*TASK DIRECTIONS:* Reproduce all entries word for word.
::: DATA IN THIS EXERCISE
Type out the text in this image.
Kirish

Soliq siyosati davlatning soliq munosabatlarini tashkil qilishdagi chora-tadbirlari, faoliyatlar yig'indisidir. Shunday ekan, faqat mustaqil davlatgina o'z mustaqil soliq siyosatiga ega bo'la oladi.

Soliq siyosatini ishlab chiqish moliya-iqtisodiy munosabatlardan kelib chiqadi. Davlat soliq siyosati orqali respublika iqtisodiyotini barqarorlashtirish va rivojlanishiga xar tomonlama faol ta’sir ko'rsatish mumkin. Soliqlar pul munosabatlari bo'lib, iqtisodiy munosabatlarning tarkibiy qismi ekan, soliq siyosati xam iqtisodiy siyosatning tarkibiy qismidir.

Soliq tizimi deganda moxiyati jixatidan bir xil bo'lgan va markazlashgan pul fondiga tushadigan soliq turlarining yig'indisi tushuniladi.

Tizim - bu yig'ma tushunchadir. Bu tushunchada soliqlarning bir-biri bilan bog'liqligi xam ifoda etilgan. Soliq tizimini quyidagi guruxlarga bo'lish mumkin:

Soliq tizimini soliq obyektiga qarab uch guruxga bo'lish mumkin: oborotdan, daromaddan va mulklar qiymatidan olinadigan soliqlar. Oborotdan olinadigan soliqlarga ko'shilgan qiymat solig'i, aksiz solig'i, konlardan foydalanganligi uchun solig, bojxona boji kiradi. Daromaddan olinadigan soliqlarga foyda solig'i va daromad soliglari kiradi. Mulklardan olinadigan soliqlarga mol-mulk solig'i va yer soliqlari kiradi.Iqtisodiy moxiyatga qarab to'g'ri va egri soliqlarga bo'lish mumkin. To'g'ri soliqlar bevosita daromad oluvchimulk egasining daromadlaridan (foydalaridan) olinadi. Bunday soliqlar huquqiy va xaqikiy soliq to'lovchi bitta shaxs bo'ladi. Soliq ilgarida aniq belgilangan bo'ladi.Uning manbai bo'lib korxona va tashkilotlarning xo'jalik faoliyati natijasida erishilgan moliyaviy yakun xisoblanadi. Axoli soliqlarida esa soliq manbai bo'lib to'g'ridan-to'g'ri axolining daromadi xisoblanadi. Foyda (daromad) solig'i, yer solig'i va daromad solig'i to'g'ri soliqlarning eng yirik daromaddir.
::::::
*THE COMPLETED TASK:*
Type out the text in this image.
Kirish

Soliq siyosati davlatning soliq munosabatlarini tashkil qilishdagi chora-tadbirlari, faoliyatlar yig'indisidir. Shunday ekan, faqat mustaqil davlatgina o'z mustaqil soliq siyosatiga ega bo'la oladi.

Soliq siyosatini ishlab chiqish moliya-iqtisodiy munosabatlardan kelib chiqadi. Davlat soliq siyosati orqali respublika iqtisodiyotini barqarorlashtirish va rivojlanishiga xar tomonlama faol ta’sir ko'rsatish mumkin. Soliqlar pul munosabatlari bo'lib, iqtisodiy munosabatlarning tarkibiy qismi ekan, soliq siyosati xam iqtisodiy siyosatning tarkibiy qismidir.

Soliq tizimi deganda moxiyati jixatidan bir xil bo'lgan va markazlashgan pul fondiga tushadigan soliq turlarining yig'indisi tushuniladi.

Tizim - bu yig'ma tushunchadir. Bu tushunchada soliqlarning bir-biri bilan bog'liqligi xam ifoda etilgan. Soliq tizimini quyidagi guruxlarga bo'lish mumkin:

Soliq tizimini soliq obyektiga qarab uch guruxga bo'lish mumkin: oborotdan, daromaddan va mulklar qiymatidan olinadigan soliqlar. Oborotdan olinadigan soliqlarga ko'shilgan qiymat solig'i, aksiz solig'i, konlardan foydalanganligi uchun solig, bojxona boji kiradi. Daromaddan olinadigan soliqlarga foyda solig'i va daromad soliglari kiradi. Mulklardan olinadigan soliqlarga mol-mulk solig'i va yer soliqlari kiradi.Iqtisodiy moxiyatga qarab to'g'ri va egri soliqlarga bo'lish mumkin. To'g'ri soliqlar bevosita daromad oluvchimulk egasining daromadlaridan (foydalaridan) olinadi. Bunday soliqlar huquqiy va xaqikiy soliq to'lovchi bitta shaxs bo'ladi. Soliq ilgarida aniq belgilangan bo'ladi.Uning manbai bo'lib korxona va tashkilotlarning xo'jalik faoliyati natijasida erishilgan moliyaviy yakun xisoblanadi. Axoli soliqlarida esa soliq manbai bo'lib to'g'ridan-to'g'ri axolining daromadi xisoblanadi. Foyda (daromad) solig'i, yer solig'i va daromad solig'i to'g'ri soliqlarning eng yirik daromaddir.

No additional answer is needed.